- Task description:
Reproduce the entries below in full, word for word.

- Supplied material:
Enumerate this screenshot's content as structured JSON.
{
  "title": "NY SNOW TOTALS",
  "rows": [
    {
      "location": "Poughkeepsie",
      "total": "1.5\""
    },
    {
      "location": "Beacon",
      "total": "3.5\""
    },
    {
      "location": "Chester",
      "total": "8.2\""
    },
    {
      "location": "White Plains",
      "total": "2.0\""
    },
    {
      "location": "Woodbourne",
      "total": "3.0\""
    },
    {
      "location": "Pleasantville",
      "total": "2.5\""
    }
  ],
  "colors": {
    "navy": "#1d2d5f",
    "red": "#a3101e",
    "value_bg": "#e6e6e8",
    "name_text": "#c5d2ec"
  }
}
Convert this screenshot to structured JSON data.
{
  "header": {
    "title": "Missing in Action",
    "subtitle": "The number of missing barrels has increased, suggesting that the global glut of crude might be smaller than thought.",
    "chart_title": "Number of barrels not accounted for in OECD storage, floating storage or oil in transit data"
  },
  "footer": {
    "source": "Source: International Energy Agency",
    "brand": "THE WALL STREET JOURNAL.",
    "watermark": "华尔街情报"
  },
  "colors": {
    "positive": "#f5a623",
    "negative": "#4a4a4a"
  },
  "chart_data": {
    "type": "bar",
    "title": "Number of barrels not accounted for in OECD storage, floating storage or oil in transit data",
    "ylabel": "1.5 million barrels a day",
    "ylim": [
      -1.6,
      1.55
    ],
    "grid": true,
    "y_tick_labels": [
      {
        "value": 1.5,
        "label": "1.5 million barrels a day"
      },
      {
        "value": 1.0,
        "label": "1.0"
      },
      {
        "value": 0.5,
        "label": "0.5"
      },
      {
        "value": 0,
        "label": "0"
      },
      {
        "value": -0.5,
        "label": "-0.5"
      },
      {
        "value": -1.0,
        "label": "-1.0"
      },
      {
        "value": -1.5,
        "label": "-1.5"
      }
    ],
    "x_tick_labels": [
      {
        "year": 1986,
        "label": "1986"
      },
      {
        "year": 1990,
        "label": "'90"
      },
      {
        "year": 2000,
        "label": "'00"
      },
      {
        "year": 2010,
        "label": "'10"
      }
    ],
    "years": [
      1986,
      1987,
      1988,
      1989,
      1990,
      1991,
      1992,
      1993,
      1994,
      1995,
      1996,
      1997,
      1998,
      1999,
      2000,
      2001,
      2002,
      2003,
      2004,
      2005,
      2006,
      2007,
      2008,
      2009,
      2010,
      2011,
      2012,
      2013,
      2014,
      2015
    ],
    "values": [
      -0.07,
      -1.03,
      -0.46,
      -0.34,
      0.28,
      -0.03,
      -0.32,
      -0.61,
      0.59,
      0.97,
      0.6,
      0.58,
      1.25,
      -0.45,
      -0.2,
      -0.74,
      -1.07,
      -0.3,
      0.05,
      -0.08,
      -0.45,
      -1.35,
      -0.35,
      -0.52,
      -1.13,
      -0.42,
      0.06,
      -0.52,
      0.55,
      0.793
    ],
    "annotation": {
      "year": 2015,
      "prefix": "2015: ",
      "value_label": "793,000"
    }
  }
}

- Result:
Enumerate this screenshot's content as structured JSON.
{
  "title": "NY SNOW TOTALS",
  "rows": [
    {
      "location": "Poughkeepsie",
      "total": "1.5\""
    },
    {
      "location": "Beacon",
      "total": "3.5\""
    },
    {
      "location": "Chester",
      "total": "8.2\""
    },
    {
      "location": "White Plains",
      "total": "2.0\""
    },
    {
      "location": "Woodbourne",
      "total": "3.0\""
    },
    {
      "location": "Pleasantville",
      "total": "2.5\""
    }
  ],
  "colors": {
    "navy": "#1d2d5f",
    "red": "#a3101e",
    "value_bg": "#e6e6e8",
    "name_text": "#c5d2ec"
  }
}
Convert this screenshot to structured JSON data.
{
  "header": {
    "title": "Missing in Action",
    "subtitle": "The number of missing barrels has increased, suggesting that the global glut of crude might be smaller than thought.",
    "chart_title": "Number of barrels not accounted for in OECD storage, floating storage or oil in transit data"
  },
  "footer": {
    "source": "Source: International Energy Agency",
    "brand": "THE WALL STREET JOURNAL.",
    "watermark": "华尔街情报"
  },
  "colors": {
    "positive": "#f5a623",
    "negative": "#4a4a4a"
  },
  "chart_data": {
    "type": "bar",
    "title": "Number of barrels not accounted for in OECD storage, floating storage or oil in transit data",
    "ylabel": "1.5 million barrels a day",
    "ylim": [
      -1.6,
      1.55
    ],
    "grid": true,
    "y_tick_labels": [
      {
        "value": 1.5,
        "label": "1.5 million barrels a day"
      },
      {
        "value": 1.0,
        "label": "1.0"
      },
      {
        "value": 0.5,
        "label": "0.5"
      },
      {
        "value": 0,
        "label": "0"
      },
      {
        "value": -0.5,
        "label": "-0.5"
      },
      {
        "value": -1.0,
        "label": "-1.0"
      },
      {
        "value": -1.5,
        "label": "-1.5"
      }
    ],
    "x_tick_labels": [
      {
        "year": 1986,
        "label": "1986"
      },
      {
        "year": 1990,
        "label": "'90"
      },
      {
        "year": 2000,
        "label": "'00"
      },
      {
        "year": 2010,
        "label": "'10"
      }
    ],
    "years": [
      1986,
      1987,
      1988,
      1989,
      1990,
      1991,
      1992,
      1993,
      1994,
      1995,
      1996,
      1997,
      1998,
      1999,
      2000,
      2001,
      2002,
      2003,
      2004,
      2005,
      2006,
      2007,
      2008,
      2009,
      2010,
      2011,
      2012,
      2013,
      2014,
      2015
    ],
    "values": [
      -0.07,
      -1.03,
      -0.46,
      -0.34,
      0.28,
      -0.03,
      -0.32,
      -0.61,
      0.59,
      0.97,
      0.6,
      0.58,
      1.25,
      -0.45,
      -0.2,
      -0.74,
      -1.07,
      -0.3,
      0.05,
      -0.08,
      -0.45,
      -1.35,
      -0.35,
      -0.52,
      -1.13,
      -0.42,
      0.06,
      -0.52,
      0.55,
      0.793
    ],
    "annotation": {
      "year": 2015,
      "prefix": "2015: ",
      "value_label": "793,000"
    }
  }
}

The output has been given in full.